Transcribe each record exactly. Include every one.

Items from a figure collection
>>>

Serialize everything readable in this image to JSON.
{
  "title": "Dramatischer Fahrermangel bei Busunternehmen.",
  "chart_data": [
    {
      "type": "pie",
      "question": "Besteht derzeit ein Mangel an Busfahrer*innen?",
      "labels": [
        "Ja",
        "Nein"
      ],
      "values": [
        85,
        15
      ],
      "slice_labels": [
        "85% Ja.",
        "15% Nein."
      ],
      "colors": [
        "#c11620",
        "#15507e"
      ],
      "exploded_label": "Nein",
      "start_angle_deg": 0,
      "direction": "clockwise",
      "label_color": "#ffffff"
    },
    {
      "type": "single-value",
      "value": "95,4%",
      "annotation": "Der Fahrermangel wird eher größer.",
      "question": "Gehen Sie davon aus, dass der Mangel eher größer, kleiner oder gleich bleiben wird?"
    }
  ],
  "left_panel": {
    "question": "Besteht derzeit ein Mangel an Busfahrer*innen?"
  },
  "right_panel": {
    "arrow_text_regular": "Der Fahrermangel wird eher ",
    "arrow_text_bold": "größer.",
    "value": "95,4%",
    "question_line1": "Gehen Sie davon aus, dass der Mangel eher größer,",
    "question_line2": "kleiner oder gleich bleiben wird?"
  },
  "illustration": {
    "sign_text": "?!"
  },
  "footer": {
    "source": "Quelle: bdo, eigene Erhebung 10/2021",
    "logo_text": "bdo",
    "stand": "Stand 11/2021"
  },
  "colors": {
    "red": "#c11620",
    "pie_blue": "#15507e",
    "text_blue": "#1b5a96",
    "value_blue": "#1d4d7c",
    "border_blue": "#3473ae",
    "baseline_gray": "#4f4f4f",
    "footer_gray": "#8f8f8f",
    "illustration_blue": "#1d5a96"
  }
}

<<<

→ Expected answer:
Serialize everything readable in this image to JSON.
{
  "title": "Dramatischer Fahrermangel bei Busunternehmen.",
  "chart_data": [
    {
      "type": "pie",
      "question": "Besteht derzeit ein Mangel an Busfahrer*innen?",
      "labels": [
        "Ja",
        "Nein"
      ],
      "values": [
        85,
        15
      ],
      "slice_labels": [
        "85% Ja.",
        "15% Nein."
      ],
      "colors": [
        "#c11620",
        "#15507e"
      ],
      "exploded_label": "Nein",
      "start_angle_deg": 0,
      "direction": "clockwise",
      "label_color": "#ffffff"
    },
    {
      "type": "single-value",
      "value": "95,4%",
      "annotation": "Der Fahrermangel wird eher größer.",
      "question": "Gehen Sie davon aus, dass der Mangel eher größer, kleiner oder gleich bleiben wird?"
    }
  ],
  "left_panel": {
    "question": "Besteht derzeit ein Mangel an Busfahrer*innen?"
  },
  "right_panel": {
    "arrow_text_regular": "Der Fahrermangel wird eher ",
    "arrow_text_bold": "größer.",
    "value": "95,4%",
    "question_line1": "Gehen Sie davon aus, dass der Mangel eher größer,",
    "question_line2": "kleiner oder gleich bleiben wird?"
  },
  "illustration": {
    "sign_text": "?!"
  },
  "footer": {
    "source": "Quelle: bdo, eigene Erhebung 10/2021",
    "logo_text": "bdo",
    "stand": "Stand 11/2021"
  },
  "colors": {
    "red": "#c11620",
    "pie_blue": "#15507e",
    "text_blue": "#1b5a96",
    "value_blue": "#1d4d7c",
    "border_blue": "#3473ae",
    "baseline_gray": "#4f4f4f",
    "footer_gray": "#8f8f8f",
    "illustration_blue": "#1d5a96"
  }
}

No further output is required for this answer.